:: STATED EXERCISE ::
Pictures aside, write out every record exactly as it appears.

:: DATA LISTING ::
☆ ☆ ☆ ☆ ☆ ☆ ☆

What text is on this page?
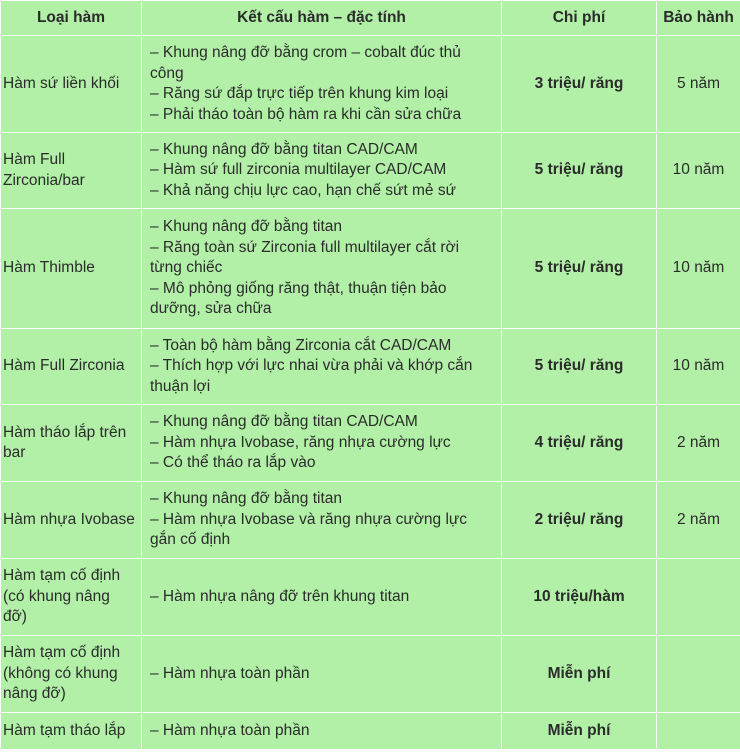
Loại hàm	Kết cấu hàm – đặc tính	Chi phí	Bảo hành
Hàm sứ liền khối	– Khung nâng đỡ bằng crom – cobalt đúc thủ công
– Răng sứ đắp trực tiếp trên khung kim loại
– Phải tháo toàn bộ hàm ra khi cần sửa chữa	3 triệu/ răng	5 năm
Hàm Full Zirconia/bar	– Khung nâng đỡ bằng titan CAD/CAM
– Hàm sứ full zirconia multilayer CAD/CAM
– Khả năng chịu lực cao, hạn chế sứt mẻ sứ	5 triệu/ răng	10 năm
Hàm Thimble	– Khung nâng đỡ bằng titan
– Răng toàn sứ Zirconia full multilayer cắt rời từng chiếc
– Mô phỏng giống răng thật, thuận tiện bảo dưỡng, sửa chữa	5 triệu/ răng	10 năm
Hàm Full Zirconia	– Toàn bộ hàm bằng Zirconia cắt CAD/CAM
– Thích hợp với lực nhai vừa phải và khớp cắn thuận lợi	5 triệu/ răng	10 năm
Hàm tháo lắp trên bar	– Khung nâng đỡ bằng titan CAD/CAM
– Hàm nhựa Ivobase, răng nhựa cường lực
– Có thể tháo ra lắp vào	4 triệu/ răng	2 năm
Hàm nhựa Ivobase	– Khung nâng đỡ bằng titan
– Hàm nhựa Ivobase và răng nhựa cường lực gắn cố định	2 triệu/ răng	2 năm
Hàm tạm cố định (có khung nâng đỡ)	– Hàm nhựa nâng đỡ trên khung titan	10 triệu/hàm	
Hàm tạm cố định (không có khung nâng đỡ)	– Hàm nhựa toàn phần	Miễn phí	
Hàm tạm tháo lắp	– Hàm nhựa toàn phần	Miễn phí	
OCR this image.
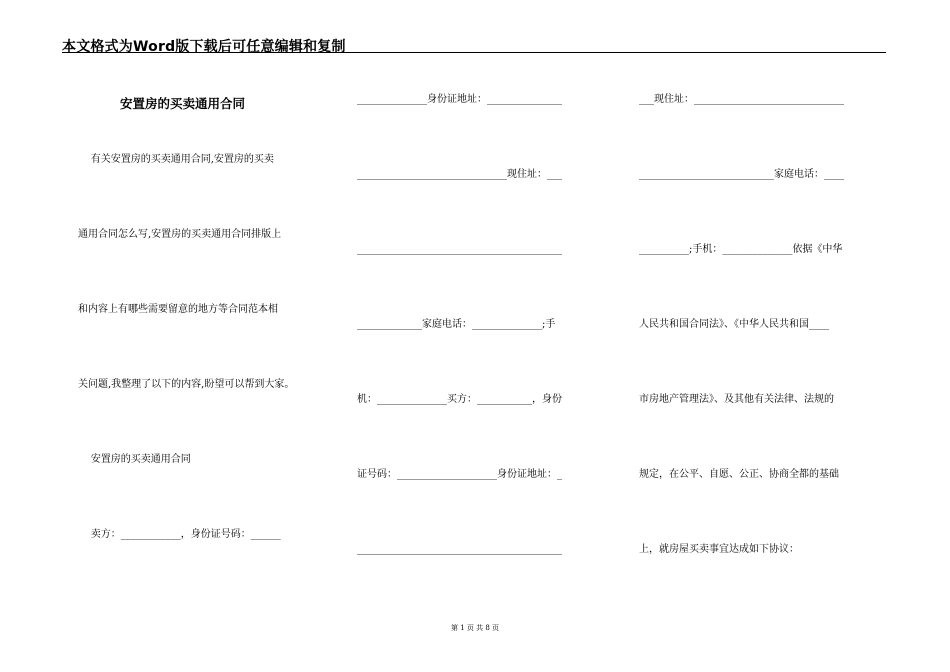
本文格式为Word版下载后可任意编辑和复制
安置房的买卖通用合同
有关安置房的买卖通用合同,安置房的买卖
通用合同怎么写,安置房的买卖通用合同排版上
和内容上有哪些需要留意的地方等合同范本相
关问题,我整理了以下的内容,盼望可以帮到大家。
安置房的买卖通用合同
卖方：____________，身份证号码：______
______________身份证地址：_______________
______________________________现住址：___
_________________________________________
_____________家庭电话：______________;手
机：______________买方：___________，身份
证号码：____________________身份证地址：_
_________________________________________
___现住址：______________________________
___________________________家庭电话：____
__________;手机：______________依据《中华
人民共和国合同法》、《中华人民共和国____
市房地产管理法》、及其他有关法律、法规的
规定，在公平、自愿、公正、协商全都的基础
上，就房屋买卖事宜达成如下协议：
第 1 页 共 8 页
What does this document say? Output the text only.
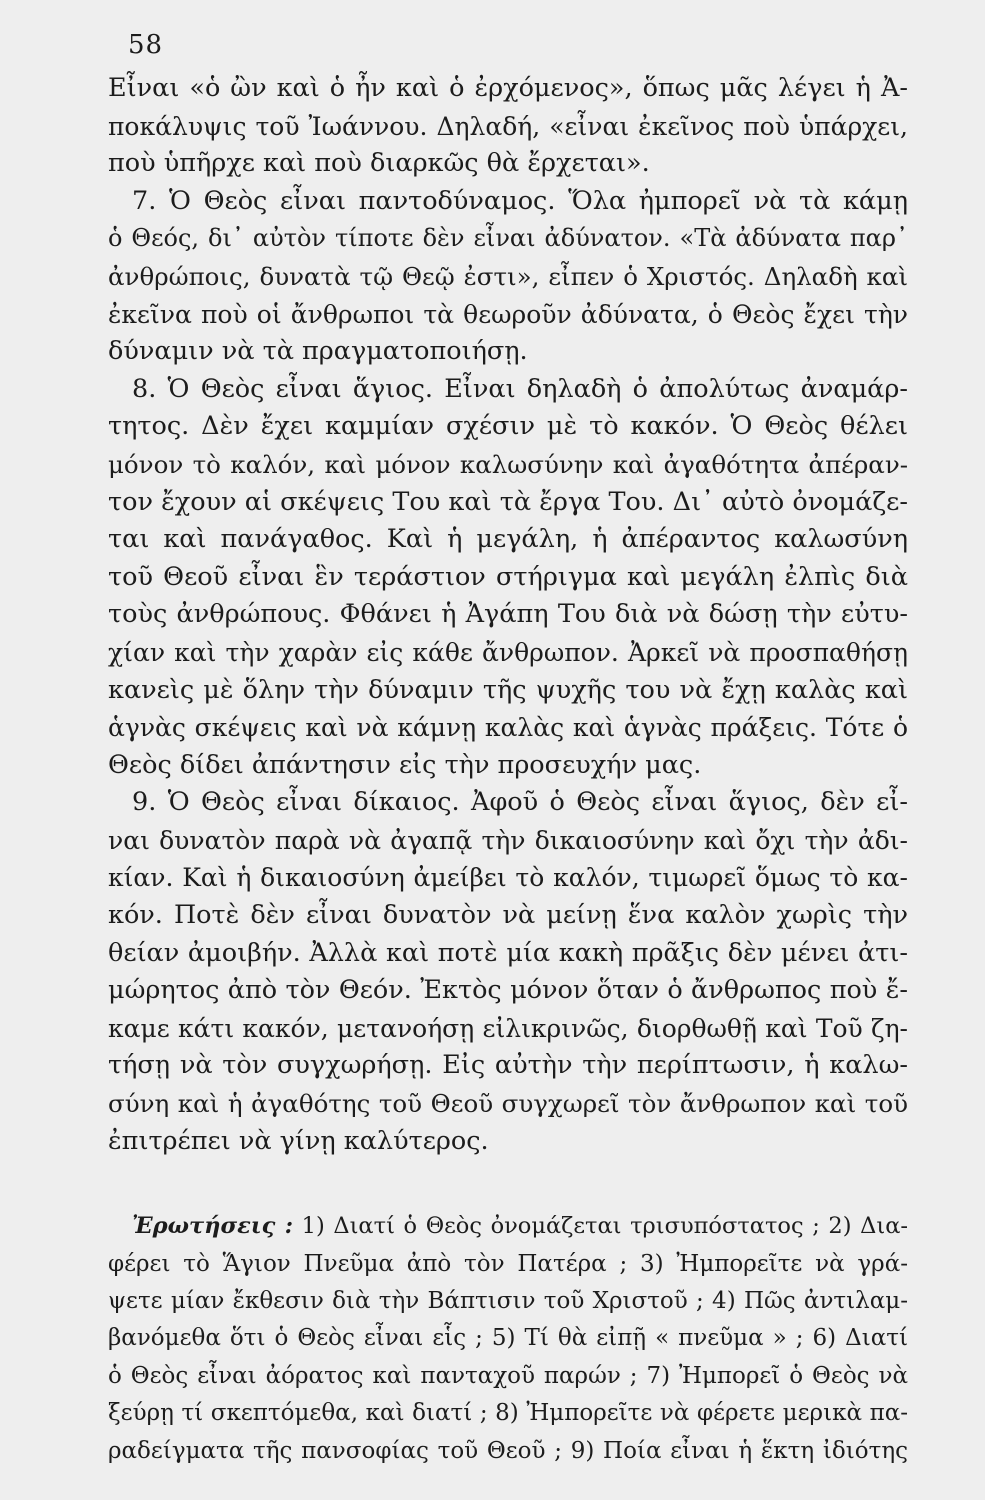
58
Εἶναι «ὁ ὢν καὶ ὁ ἦν καὶ ὁ ἐρχόμενος», ὅπως μᾶς λέγει ἡ Ἀ-
ποκάλυψις τοῦ Ἰωάννου. Δηλαδή, «εἶναι ἐκεῖνος ποὺ ὑπάρχει,
ποὺ ὑπῆρχε καὶ ποὺ διαρκῶς θὰ ἔρχεται».
7. Ὁ Θεὸς εἶναι παντοδύναμος. Ὅλα ἠμπορεῖ νὰ τὰ κάμῃ
ὁ Θεός, δι᾽ αὐτὸν τίποτε δὲν εἶναι ἀδύνατον. «Τὰ ἀδύνατα παρ᾽
ἀνθρώποις, δυνατὰ τῷ Θεῷ ἐστι», εἶπεν ὁ Χριστός. Δηλαδὴ καὶ
ἐκεῖνα ποὺ οἱ ἄνθρωποι τὰ θεωροῦν ἀδύνατα, ὁ Θεὸς ἔχει τὴν
δύναμιν νὰ τὰ πραγματοποιήσῃ.
8. Ὁ Θεὸς εἶναι ἅγιος. Εἶναι δηλαδὴ ὁ ἀπολύτως ἀναμάρ-
τητος. Δὲν ἔχει καμμίαν σχέσιν μὲ τὸ κακόν. Ὁ Θεὸς θέλει
μόνον τὸ καλόν, καὶ μόνον καλωσύνην καὶ ἀγαθότητα ἀπέραν-
τον ἔχουν αἱ σκέψεις Του καὶ τὰ ἔργα Του. Δι᾽ αὐτὸ ὀνομάζε-
ται καὶ πανάγαθος. Καὶ ἡ μεγάλη, ἡ ἀπέραντος καλωσύνη
τοῦ Θεοῦ εἶναι ἓν τεράστιον στήριγμα καὶ μεγάλη ἐλπὶς διὰ
τοὺς ἀνθρώπους. Φθάνει ἡ Ἀγάπη Του διὰ νὰ δώσῃ τὴν εὐτυ-
χίαν καὶ τὴν χαρὰν εἰς κάθε ἄνθρωπον. Ἀρκεῖ νὰ προσπαθήσῃ
κανεὶς μὲ ὅλην τὴν δύναμιν τῆς ψυχῆς του νὰ ἔχῃ καλὰς καὶ
ἁγνὰς σκέψεις καὶ νὰ κάμνῃ καλὰς καὶ ἁγνὰς πράξεις. Τότε ὁ
Θεὸς δίδει ἀπάντησιν εἰς τὴν προσευχήν μας.
9. Ὁ Θεὸς εἶναι δίκαιος. Ἀφοῦ ὁ Θεὸς εἶναι ἅγιος, δὲν εἶ-
ναι δυνατὸν παρὰ νὰ ἀγαπᾷ τὴν δικαιοσύνην καὶ ὄχι τὴν ἀδι-
κίαν. Καὶ ἡ δικαιοσύνη ἀμείβει τὸ καλόν, τιμωρεῖ ὅμως τὸ κα-
κόν. Ποτὲ δὲν εἶναι δυνατὸν νὰ μείνῃ ἕνα καλὸν χωρὶς τὴν
θείαν ἀμοιβήν. Ἀλλὰ καὶ ποτὲ μία κακὴ πρᾶξις δὲν μένει ἀτι-
μώρητος ἀπὸ τὸν Θεόν. Ἐκτὸς μόνον ὅταν ὁ ἄνθρωπος ποὺ ἔ-
καμε κάτι κακόν, μετανοήσῃ εἰλικρινῶς, διορθωθῇ καὶ Τοῦ ζη-
τήσῃ νὰ τὸν συγχωρήσῃ. Εἰς αὐτὴν τὴν περίπτωσιν, ἡ καλω-
σύνη καὶ ἡ ἀγαθότης τοῦ Θεοῦ συγχωρεῖ τὸν ἄνθρωπον καὶ τοῦ
ἐπιτρέπει νὰ γίνῃ καλύτερος.
Ἐρωτήσεις : 1) Διατί ὁ Θεὸς ὀνομάζεται τρισυπόστατος ; 2) Δια-
φέρει τὸ Ἅγιον Πνεῦμα ἀπὸ τὸν Πατέρα ; 3) Ἠμπορεῖτε νὰ γρά-
ψετε μίαν ἔκθεσιν διὰ τὴν Βάπτισιν τοῦ Χριστοῦ ; 4) Πῶς ἀντιλαμ-
βανόμεθα ὅτι ὁ Θεὸς εἶναι εἷς ; 5) Τί θὰ εἰπῇ « πνεῦμα » ; 6) Διατί
ὁ Θεὸς εἶναι ἀόρατος καὶ πανταχοῦ παρών ; 7) Ἠμπορεῖ ὁ Θεὸς νὰ
ξεύρῃ τί σκεπτόμεθα, καὶ διατί ; 8) Ἠμπορεῖτε νὰ φέρετε μερικὰ πα-
ραδείγματα τῆς πανσοφίας τοῦ Θεοῦ ; 9) Ποία εἶναι ἡ ἕκτη ἰδιότης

☆ ☆ ☆ ☆ ☆ ☆ ☆

:: RESULT FOR THIS EXERCISE ::
What text is on this page?
Loại hàm	Kết cấu hàm – đặc tính	Chi phí	Bảo hành
Hàm sứ liền khối	– Khung nâng đỡ bằng crom – cobalt đúc thủ công
– Răng sứ đắp trực tiếp trên khung kim loại
– Phải tháo toàn bộ hàm ra khi cần sửa chữa	3 triệu/ răng	5 năm
Hàm Full Zirconia/bar	– Khung nâng đỡ bằng titan CAD/CAM
– Hàm sứ full zirconia multilayer CAD/CAM
– Khả năng chịu lực cao, hạn chế sứt mẻ sứ	5 triệu/ răng	10 năm
Hàm Thimble	– Khung nâng đỡ bằng titan
– Răng toàn sứ Zirconia full multilayer cắt rời từng chiếc
– Mô phỏng giống răng thật, thuận tiện bảo dưỡng, sửa chữa	5 triệu/ răng	10 năm
Hàm Full Zirconia	– Toàn bộ hàm bằng Zirconia cắt CAD/CAM
– Thích hợp với lực nhai vừa phải và khớp cắn thuận lợi	5 triệu/ răng	10 năm
Hàm tháo lắp trên bar	– Khung nâng đỡ bằng titan CAD/CAM
– Hàm nhựa Ivobase, răng nhựa cường lực
– Có thể tháo ra lắp vào	4 triệu/ răng	2 năm
Hàm nhựa Ivobase	– Khung nâng đỡ bằng titan
– Hàm nhựa Ivobase và răng nhựa cường lực gắn cố định	2 triệu/ răng	2 năm
Hàm tạm cố định (có khung nâng đỡ)	– Hàm nhựa nâng đỡ trên khung titan	10 triệu/hàm	
Hàm tạm cố định (không có khung nâng đỡ)	– Hàm nhựa toàn phần	Miễn phí	
Hàm tạm tháo lắp	– Hàm nhựa toàn phần	Miễn phí	
OCR this image.
本文格式为Word版下载后可任意编辑和复制
安置房的买卖通用合同
有关安置房的买卖通用合同,安置房的买卖
通用合同怎么写,安置房的买卖通用合同排版上
和内容上有哪些需要留意的地方等合同范本相
关问题,我整理了以下的内容,盼望可以帮到大家。
安置房的买卖通用合同
卖方：____________，身份证号码：______
______________身份证地址：_______________
______________________________现住址：___
_________________________________________
_____________家庭电话：______________;手
机：______________买方：___________，身份
证号码：____________________身份证地址：_
_________________________________________
___现住址：______________________________
___________________________家庭电话：____
__________;手机：______________依据《中华
人民共和国合同法》、《中华人民共和国____
市房地产管理法》、及其他有关法律、法规的
规定，在公平、自愿、公正、协商全都的基础
上，就房屋买卖事宜达成如下协议：
第 1 页 共 8 页
What does this document say? Output the text only.
58
Εἶναι «ὁ ὢν καὶ ὁ ἦν καὶ ὁ ἐρχόμενος», ὅπως μᾶς λέγει ἡ Ἀ-
ποκάλυψις τοῦ Ἰωάννου. Δηλαδή, «εἶναι ἐκεῖνος ποὺ ὑπάρχει,
ποὺ ὑπῆρχε καὶ ποὺ διαρκῶς θὰ ἔρχεται».
7. Ὁ Θεὸς εἶναι παντοδύναμος. Ὅλα ἠμπορεῖ νὰ τὰ κάμῃ
ὁ Θεός, δι᾽ αὐτὸν τίποτε δὲν εἶναι ἀδύνατον. «Τὰ ἀδύνατα παρ᾽
ἀνθρώποις, δυνατὰ τῷ Θεῷ ἐστι», εἶπεν ὁ Χριστός. Δηλαδὴ καὶ
ἐκεῖνα ποὺ οἱ ἄνθρωποι τὰ θεωροῦν ἀδύνατα, ὁ Θεὸς ἔχει τὴν
δύναμιν νὰ τὰ πραγματοποιήσῃ.
8. Ὁ Θεὸς εἶναι ἅγιος. Εἶναι δηλαδὴ ὁ ἀπολύτως ἀναμάρ-
τητος. Δὲν ἔχει καμμίαν σχέσιν μὲ τὸ κακόν. Ὁ Θεὸς θέλει
μόνον τὸ καλόν, καὶ μόνον καλωσύνην καὶ ἀγαθότητα ἀπέραν-
τον ἔχουν αἱ σκέψεις Του καὶ τὰ ἔργα Του. Δι᾽ αὐτὸ ὀνομάζε-
ται καὶ πανάγαθος. Καὶ ἡ μεγάλη, ἡ ἀπέραντος καλωσύνη
τοῦ Θεοῦ εἶναι ἓν τεράστιον στήριγμα καὶ μεγάλη ἐλπὶς διὰ
τοὺς ἀνθρώπους. Φθάνει ἡ Ἀγάπη Του διὰ νὰ δώσῃ τὴν εὐτυ-
χίαν καὶ τὴν χαρὰν εἰς κάθε ἄνθρωπον. Ἀρκεῖ νὰ προσπαθήσῃ
κανεὶς μὲ ὅλην τὴν δύναμιν τῆς ψυχῆς του νὰ ἔχῃ καλὰς καὶ
ἁγνὰς σκέψεις καὶ νὰ κάμνῃ καλὰς καὶ ἁγνὰς πράξεις. Τότε ὁ
Θεὸς δίδει ἀπάντησιν εἰς τὴν προσευχήν μας.
9. Ὁ Θεὸς εἶναι δίκαιος. Ἀφοῦ ὁ Θεὸς εἶναι ἅγιος, δὲν εἶ-
ναι δυνατὸν παρὰ νὰ ἀγαπᾷ τὴν δικαιοσύνην καὶ ὄχι τὴν ἀδι-
κίαν. Καὶ ἡ δικαιοσύνη ἀμείβει τὸ καλόν, τιμωρεῖ ὅμως τὸ κα-
κόν. Ποτὲ δὲν εἶναι δυνατὸν νὰ μείνῃ ἕνα καλὸν χωρὶς τὴν
θείαν ἀμοιβήν. Ἀλλὰ καὶ ποτὲ μία κακὴ πρᾶξις δὲν μένει ἀτι-
μώρητος ἀπὸ τὸν Θεόν. Ἐκτὸς μόνον ὅταν ὁ ἄνθρωπος ποὺ ἔ-
καμε κάτι κακόν, μετανοήσῃ εἰλικρινῶς, διορθωθῇ καὶ Τοῦ ζη-
τήσῃ νὰ τὸν συγχωρήσῃ. Εἰς αὐτὴν τὴν περίπτωσιν, ἡ καλω-
σύνη καὶ ἡ ἀγαθότης τοῦ Θεοῦ συγχωρεῖ τὸν ἄνθρωπον καὶ τοῦ
ἐπιτρέπει νὰ γίνῃ καλύτερος.
Ἐρωτήσεις : 1) Διατί ὁ Θεὸς ὀνομάζεται τρισυπόστατος ; 2) Δια-
φέρει τὸ Ἅγιον Πνεῦμα ἀπὸ τὸν Πατέρα ; 3) Ἠμπορεῖτε νὰ γρά-
ψετε μίαν ἔκθεσιν διὰ τὴν Βάπτισιν τοῦ Χριστοῦ ; 4) Πῶς ἀντιλαμ-
βανόμεθα ὅτι ὁ Θεὸς εἶναι εἷς ; 5) Τί θὰ εἰπῇ « πνεῦμα » ; 6) Διατί
ὁ Θεὸς εἶναι ἀόρατος καὶ πανταχοῦ παρών ; 7) Ἠμπορεῖ ὁ Θεὸς νὰ
ξεύρῃ τί σκεπτόμεθα, καὶ διατί ; 8) Ἠμπορεῖτε νὰ φέρετε μερικὰ πα-
ραδείγματα τῆς πανσοφίας τοῦ Θεοῦ ; 9) Ποία εἶναι ἡ ἕκτη ἰδιότης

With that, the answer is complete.